AVAILABLE DATA:
----------------
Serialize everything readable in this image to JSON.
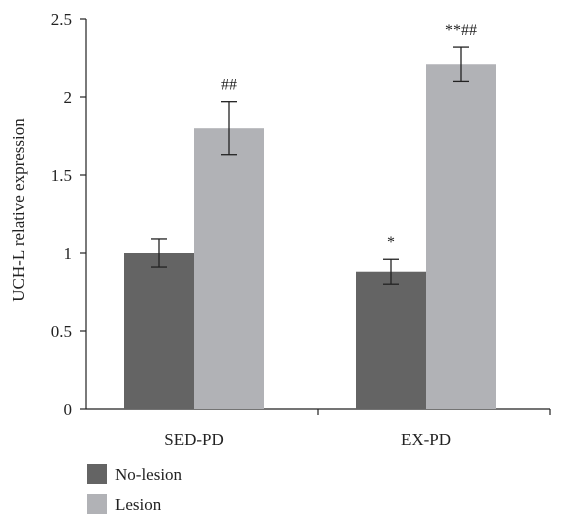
{
  "chart_data": {
    "type": "bar",
    "categories": [
      "SED-PD",
      "EX-PD"
    ],
    "series": [
      {
        "name": "No-lesion",
        "color": "#646464",
        "values": [
          1.0,
          0.88
        ],
        "errors": [
          0.09,
          0.08
        ],
        "annotations": [
          "",
          "*"
        ]
      },
      {
        "name": "Lesion",
        "color": "#b1b2b6",
        "values": [
          1.8,
          2.21
        ],
        "errors": [
          0.17,
          0.11
        ],
        "annotations": [
          "##",
          "**##"
        ]
      }
    ],
    "xlabel": "",
    "ylabel": "UCH-L relative expression",
    "ylim": [
      0,
      2.5
    ],
    "yticks": [
      "0",
      "0.5",
      "1",
      "1.5",
      "2",
      "2.5"
    ],
    "grid": false,
    "legend_position": "bottom-left"
  }
}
----------------
WRITTEN EXERCISE:
Transcribe the material exactly, leaving every picture out.

TASK OUTPUT:
Serialize everything readable in this image to JSON.
{
  "chart_data": {
    "type": "bar",
    "categories": [
      "SED-PD",
      "EX-PD"
    ],
    "series": [
      {
        "name": "No-lesion",
        "color": "#646464",
        "values": [
          1.0,
          0.88
        ],
        "errors": [
          0.09,
          0.08
        ],
        "annotations": [
          "",
          "*"
        ]
      },
      {
        "name": "Lesion",
        "color": "#b1b2b6",
        "values": [
          1.8,
          2.21
        ],
        "errors": [
          0.17,
          0.11
        ],
        "annotations": [
          "##",
          "**##"
        ]
      }
    ],
    "xlabel": "",
    "ylabel": "UCH-L relative expression",
    "ylim": [
      0,
      2.5
    ],
    "yticks": [
      "0",
      "0.5",
      "1",
      "1.5",
      "2",
      "2.5"
    ],
    "grid": false,
    "legend_position": "bottom-left"
  }
}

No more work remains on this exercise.